## Data
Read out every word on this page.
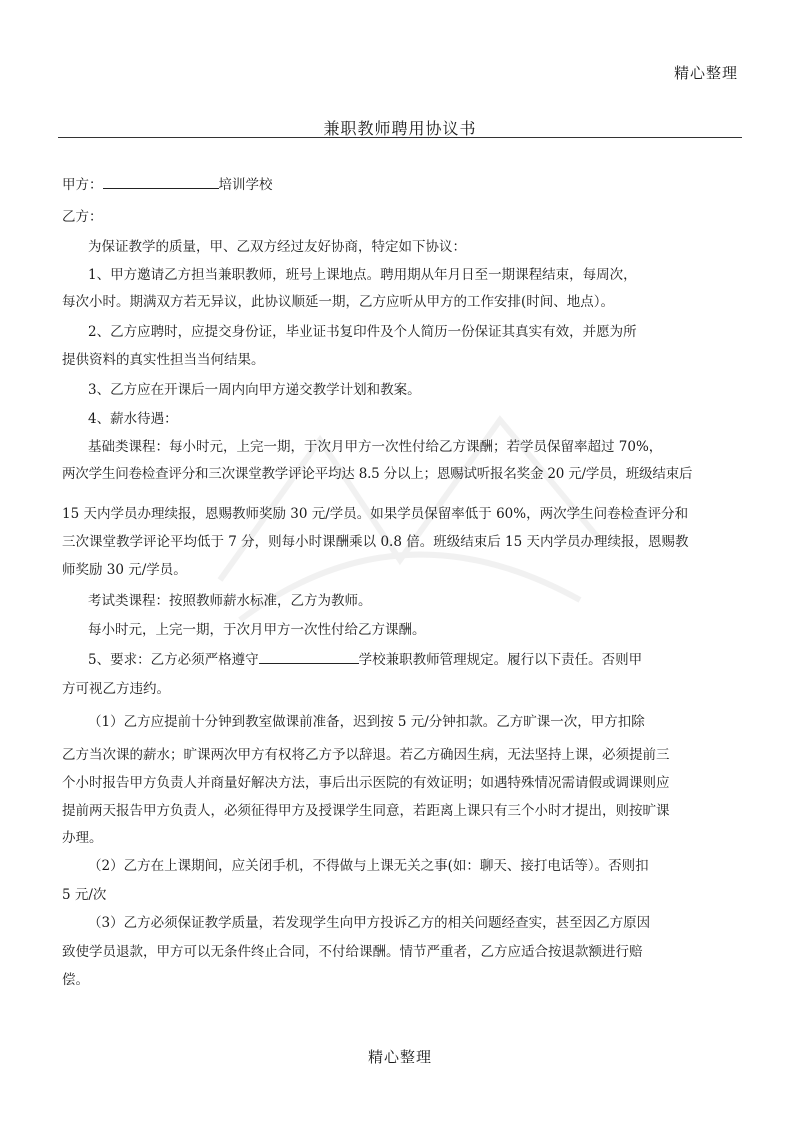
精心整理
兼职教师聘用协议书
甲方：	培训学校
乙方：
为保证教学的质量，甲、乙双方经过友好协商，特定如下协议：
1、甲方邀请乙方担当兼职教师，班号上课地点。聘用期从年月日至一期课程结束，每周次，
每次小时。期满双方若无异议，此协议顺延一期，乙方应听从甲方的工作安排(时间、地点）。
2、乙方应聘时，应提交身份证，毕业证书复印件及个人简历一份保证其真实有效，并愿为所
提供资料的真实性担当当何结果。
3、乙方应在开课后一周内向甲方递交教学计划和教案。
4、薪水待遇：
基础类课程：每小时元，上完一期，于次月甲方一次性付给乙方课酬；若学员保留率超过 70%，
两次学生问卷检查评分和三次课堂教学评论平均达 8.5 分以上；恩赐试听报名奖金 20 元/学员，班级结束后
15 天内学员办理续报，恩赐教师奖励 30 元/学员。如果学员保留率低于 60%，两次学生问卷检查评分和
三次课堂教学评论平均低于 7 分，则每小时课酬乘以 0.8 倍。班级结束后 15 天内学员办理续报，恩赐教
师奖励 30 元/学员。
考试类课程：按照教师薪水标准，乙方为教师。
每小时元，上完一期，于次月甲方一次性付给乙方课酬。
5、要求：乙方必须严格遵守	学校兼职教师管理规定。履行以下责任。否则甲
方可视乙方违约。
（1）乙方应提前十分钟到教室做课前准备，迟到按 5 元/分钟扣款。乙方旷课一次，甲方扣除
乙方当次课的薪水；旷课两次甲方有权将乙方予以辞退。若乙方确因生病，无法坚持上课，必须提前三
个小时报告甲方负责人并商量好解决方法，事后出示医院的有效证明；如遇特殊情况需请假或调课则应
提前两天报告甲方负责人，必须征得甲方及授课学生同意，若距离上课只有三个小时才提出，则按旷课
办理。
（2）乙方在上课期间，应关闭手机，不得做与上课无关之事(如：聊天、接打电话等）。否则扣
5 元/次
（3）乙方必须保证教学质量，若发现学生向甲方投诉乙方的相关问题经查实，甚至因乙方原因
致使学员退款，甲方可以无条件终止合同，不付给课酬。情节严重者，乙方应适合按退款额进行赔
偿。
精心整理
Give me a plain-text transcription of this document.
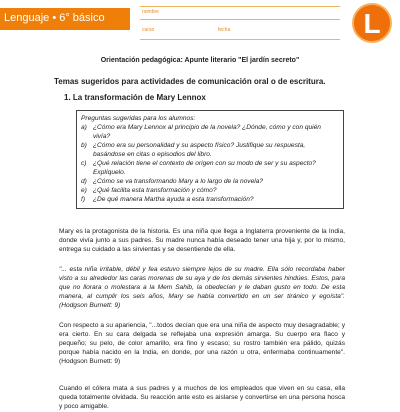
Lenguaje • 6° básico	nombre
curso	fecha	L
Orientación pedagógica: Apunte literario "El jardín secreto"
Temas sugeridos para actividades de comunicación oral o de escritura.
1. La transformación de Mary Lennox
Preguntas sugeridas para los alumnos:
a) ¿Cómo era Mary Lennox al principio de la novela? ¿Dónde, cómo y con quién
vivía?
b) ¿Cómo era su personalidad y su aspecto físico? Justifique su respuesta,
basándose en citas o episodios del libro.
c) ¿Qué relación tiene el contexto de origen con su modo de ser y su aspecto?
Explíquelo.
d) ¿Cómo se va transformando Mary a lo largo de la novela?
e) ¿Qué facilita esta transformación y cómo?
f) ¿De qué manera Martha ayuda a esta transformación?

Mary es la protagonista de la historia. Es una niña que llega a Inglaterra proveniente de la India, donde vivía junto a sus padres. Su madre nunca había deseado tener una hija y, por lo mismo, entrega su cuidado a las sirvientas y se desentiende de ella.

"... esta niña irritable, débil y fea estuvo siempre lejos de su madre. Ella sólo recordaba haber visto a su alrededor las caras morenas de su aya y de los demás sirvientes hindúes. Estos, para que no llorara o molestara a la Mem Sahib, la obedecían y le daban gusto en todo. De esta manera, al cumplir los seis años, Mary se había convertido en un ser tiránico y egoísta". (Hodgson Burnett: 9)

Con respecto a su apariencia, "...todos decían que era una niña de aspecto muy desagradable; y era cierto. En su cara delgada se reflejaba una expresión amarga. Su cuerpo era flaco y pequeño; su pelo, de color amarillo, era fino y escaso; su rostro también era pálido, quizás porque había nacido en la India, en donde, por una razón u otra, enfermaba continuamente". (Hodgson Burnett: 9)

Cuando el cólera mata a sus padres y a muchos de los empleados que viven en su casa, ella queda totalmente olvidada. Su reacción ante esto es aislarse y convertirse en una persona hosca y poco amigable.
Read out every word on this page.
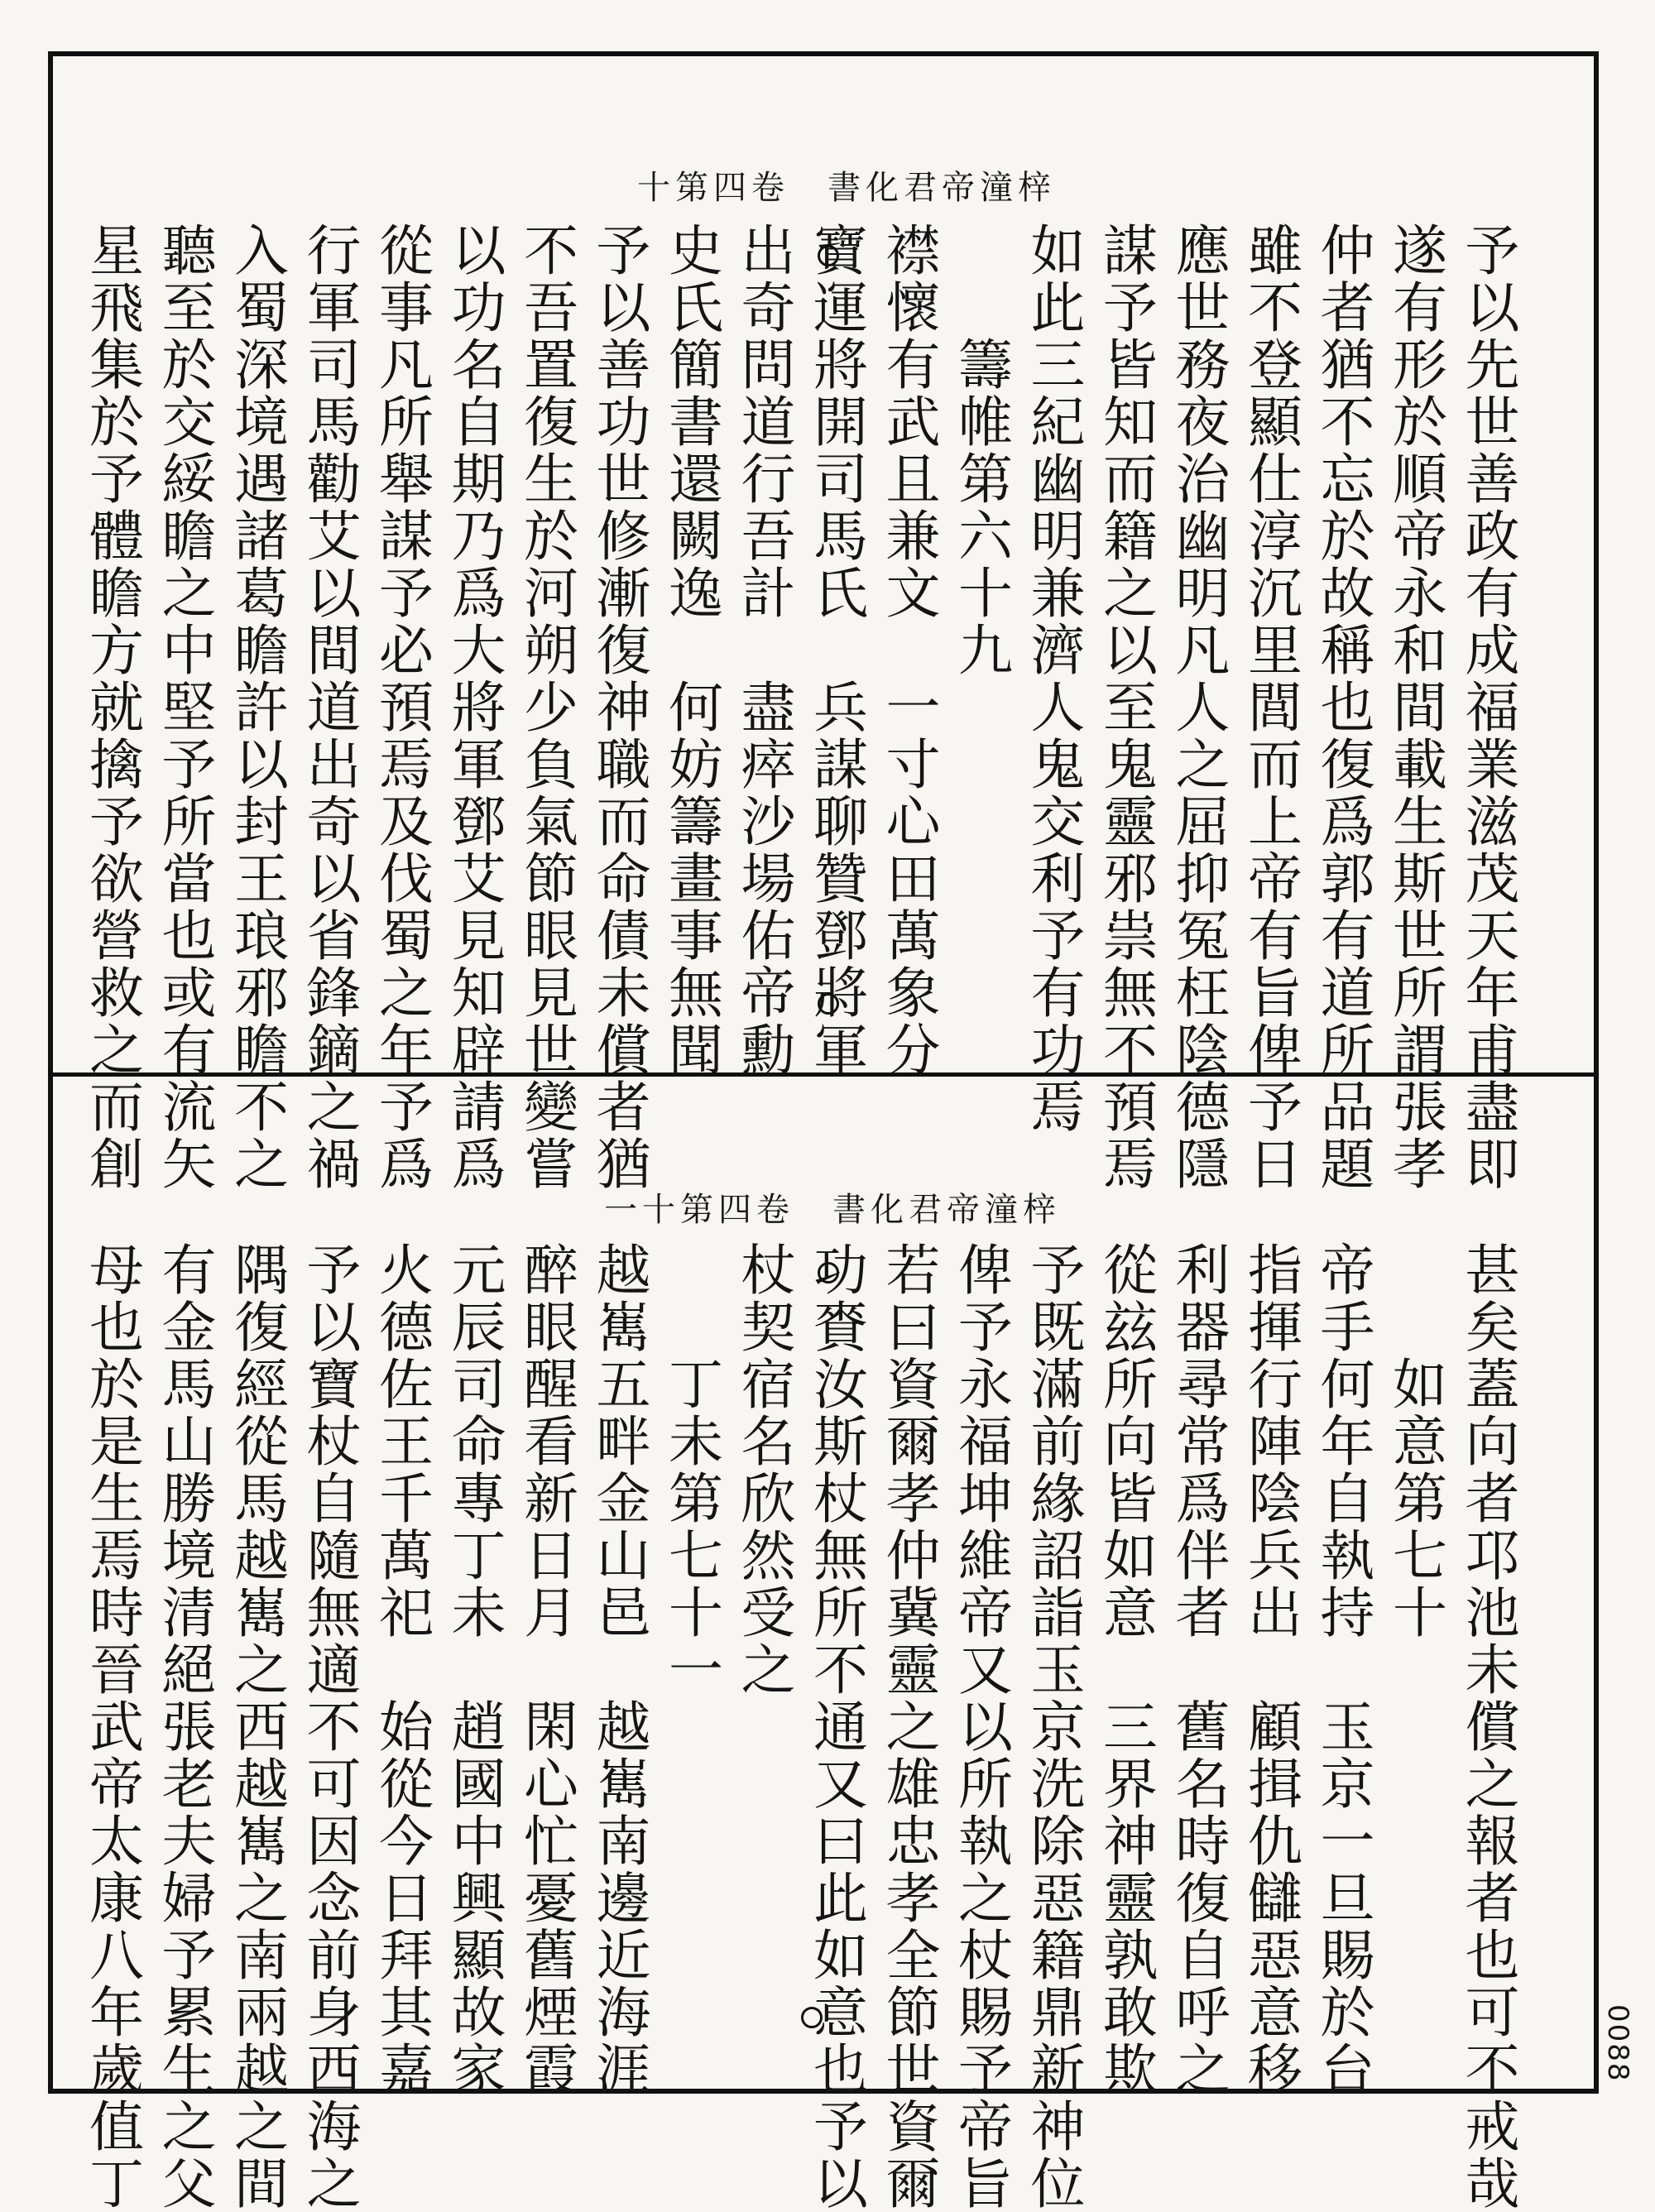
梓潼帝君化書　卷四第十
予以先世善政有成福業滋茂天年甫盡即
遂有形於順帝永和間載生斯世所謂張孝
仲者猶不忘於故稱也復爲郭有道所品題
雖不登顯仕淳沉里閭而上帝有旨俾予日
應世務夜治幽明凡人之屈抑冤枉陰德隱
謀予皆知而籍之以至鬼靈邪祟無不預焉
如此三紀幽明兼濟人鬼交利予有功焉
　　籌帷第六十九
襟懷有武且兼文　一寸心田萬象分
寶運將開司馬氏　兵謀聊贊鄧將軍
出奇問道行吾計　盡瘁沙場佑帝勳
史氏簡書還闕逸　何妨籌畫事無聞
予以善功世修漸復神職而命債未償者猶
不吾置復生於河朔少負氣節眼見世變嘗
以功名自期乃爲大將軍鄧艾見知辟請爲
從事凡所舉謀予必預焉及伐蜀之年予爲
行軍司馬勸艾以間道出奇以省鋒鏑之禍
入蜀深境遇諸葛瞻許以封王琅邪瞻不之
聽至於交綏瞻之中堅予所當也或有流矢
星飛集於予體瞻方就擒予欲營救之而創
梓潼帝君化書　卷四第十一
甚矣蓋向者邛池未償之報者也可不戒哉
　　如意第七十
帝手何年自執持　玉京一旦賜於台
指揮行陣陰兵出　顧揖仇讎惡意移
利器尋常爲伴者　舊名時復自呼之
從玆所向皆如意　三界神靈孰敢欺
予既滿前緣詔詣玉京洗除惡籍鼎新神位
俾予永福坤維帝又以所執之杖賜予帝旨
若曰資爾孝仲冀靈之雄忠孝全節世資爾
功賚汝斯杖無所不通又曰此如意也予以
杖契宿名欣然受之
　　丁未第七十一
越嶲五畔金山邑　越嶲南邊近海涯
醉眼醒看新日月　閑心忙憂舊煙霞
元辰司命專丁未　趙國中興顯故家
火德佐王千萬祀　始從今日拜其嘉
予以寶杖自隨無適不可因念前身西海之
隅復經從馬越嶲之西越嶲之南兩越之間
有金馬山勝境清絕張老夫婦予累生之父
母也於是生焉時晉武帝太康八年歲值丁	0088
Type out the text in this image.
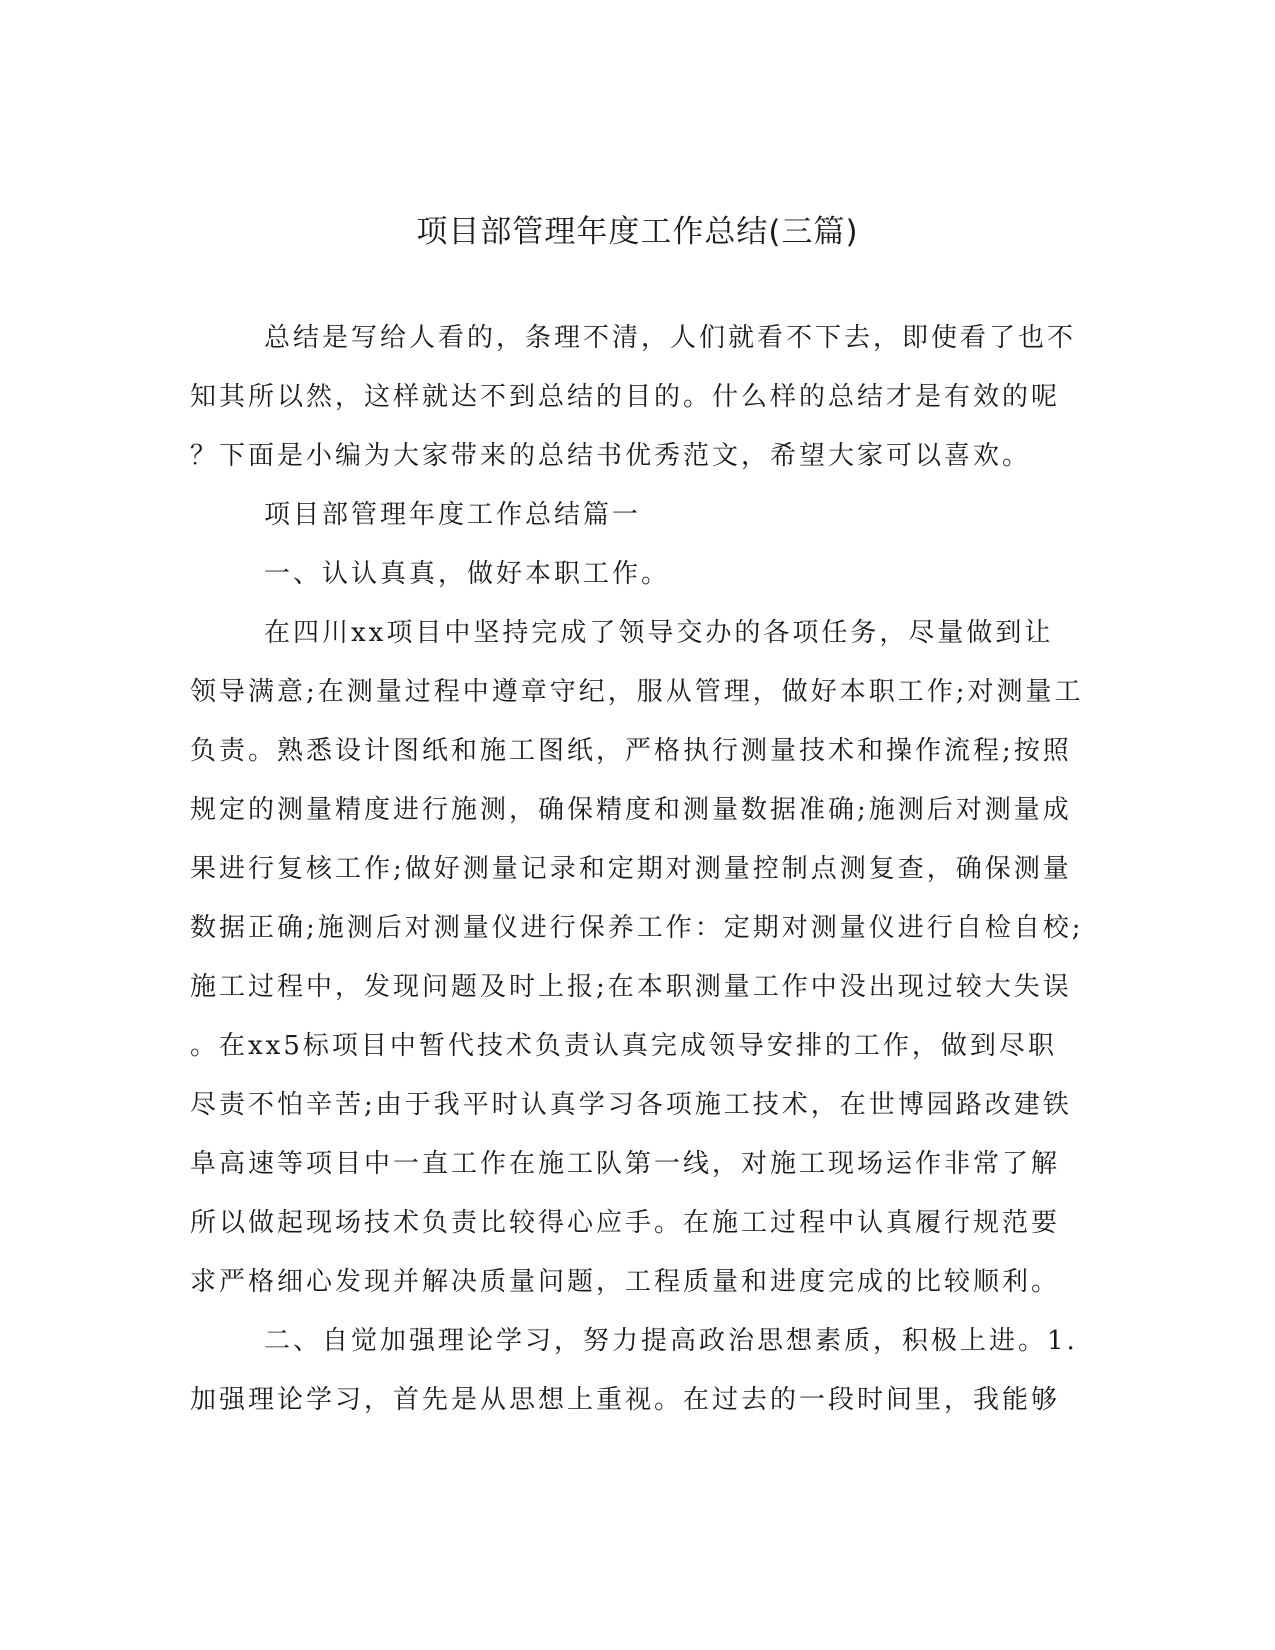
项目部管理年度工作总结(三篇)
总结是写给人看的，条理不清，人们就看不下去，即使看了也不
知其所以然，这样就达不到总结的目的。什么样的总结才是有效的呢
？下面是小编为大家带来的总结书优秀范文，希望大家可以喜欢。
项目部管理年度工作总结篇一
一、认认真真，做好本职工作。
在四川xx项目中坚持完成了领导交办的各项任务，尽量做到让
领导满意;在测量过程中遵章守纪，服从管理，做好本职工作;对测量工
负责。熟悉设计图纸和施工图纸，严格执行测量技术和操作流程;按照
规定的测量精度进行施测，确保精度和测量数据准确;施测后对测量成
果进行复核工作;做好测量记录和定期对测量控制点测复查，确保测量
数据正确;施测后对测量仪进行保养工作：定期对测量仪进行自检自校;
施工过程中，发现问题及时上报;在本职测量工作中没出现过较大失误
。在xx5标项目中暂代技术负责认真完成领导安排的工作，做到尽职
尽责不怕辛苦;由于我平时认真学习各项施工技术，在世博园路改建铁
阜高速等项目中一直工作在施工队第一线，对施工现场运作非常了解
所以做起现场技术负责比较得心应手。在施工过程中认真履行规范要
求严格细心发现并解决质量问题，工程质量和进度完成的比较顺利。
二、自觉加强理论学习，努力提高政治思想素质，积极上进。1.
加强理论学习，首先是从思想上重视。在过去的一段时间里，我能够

## What you are asked to do
Pictures stay out; retype only the lines from the line containing "Type out the text in this image." through the end of the listing, inclusive, exactly as they appear.

## Task answer
Type out the text in this image.
项目部管理年度工作总结(三篇)
总结是写给人看的，条理不清，人们就看不下去，即使看了也不
知其所以然，这样就达不到总结的目的。什么样的总结才是有效的呢
？下面是小编为大家带来的总结书优秀范文，希望大家可以喜欢。
项目部管理年度工作总结篇一
一、认认真真，做好本职工作。
在四川xx项目中坚持完成了领导交办的各项任务，尽量做到让
领导满意;在测量过程中遵章守纪，服从管理，做好本职工作;对测量工
负责。熟悉设计图纸和施工图纸，严格执行测量技术和操作流程;按照
规定的测量精度进行施测，确保精度和测量数据准确;施测后对测量成
果进行复核工作;做好测量记录和定期对测量控制点测复查，确保测量
数据正确;施测后对测量仪进行保养工作：定期对测量仪进行自检自校;
施工过程中，发现问题及时上报;在本职测量工作中没出现过较大失误
。在xx5标项目中暂代技术负责认真完成领导安排的工作，做到尽职
尽责不怕辛苦;由于我平时认真学习各项施工技术，在世博园路改建铁
阜高速等项目中一直工作在施工队第一线，对施工现场运作非常了解
所以做起现场技术负责比较得心应手。在施工过程中认真履行规范要
求严格细心发现并解决质量问题，工程质量和进度完成的比较顺利。
二、自觉加强理论学习，努力提高政治思想素质，积极上进。1.
加强理论学习，首先是从思想上重视。在过去的一段时间里，我能够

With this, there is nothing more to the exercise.